Task to complete — Provide only the number of lines in the data below that contain the string "Call".
## BEGIN Raw records
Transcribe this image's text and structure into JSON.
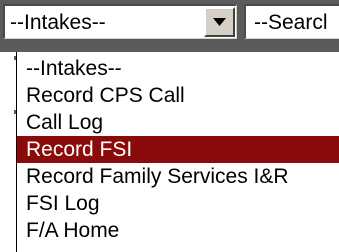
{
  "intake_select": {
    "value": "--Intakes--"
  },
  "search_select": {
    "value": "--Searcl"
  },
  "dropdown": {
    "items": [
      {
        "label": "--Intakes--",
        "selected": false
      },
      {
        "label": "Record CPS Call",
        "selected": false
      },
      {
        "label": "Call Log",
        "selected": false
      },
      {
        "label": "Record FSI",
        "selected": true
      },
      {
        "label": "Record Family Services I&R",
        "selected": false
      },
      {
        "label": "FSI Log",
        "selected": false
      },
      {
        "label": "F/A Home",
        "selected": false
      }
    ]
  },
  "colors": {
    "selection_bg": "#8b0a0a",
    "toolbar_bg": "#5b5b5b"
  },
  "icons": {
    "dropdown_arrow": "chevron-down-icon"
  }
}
## END Raw records
Written reply — 2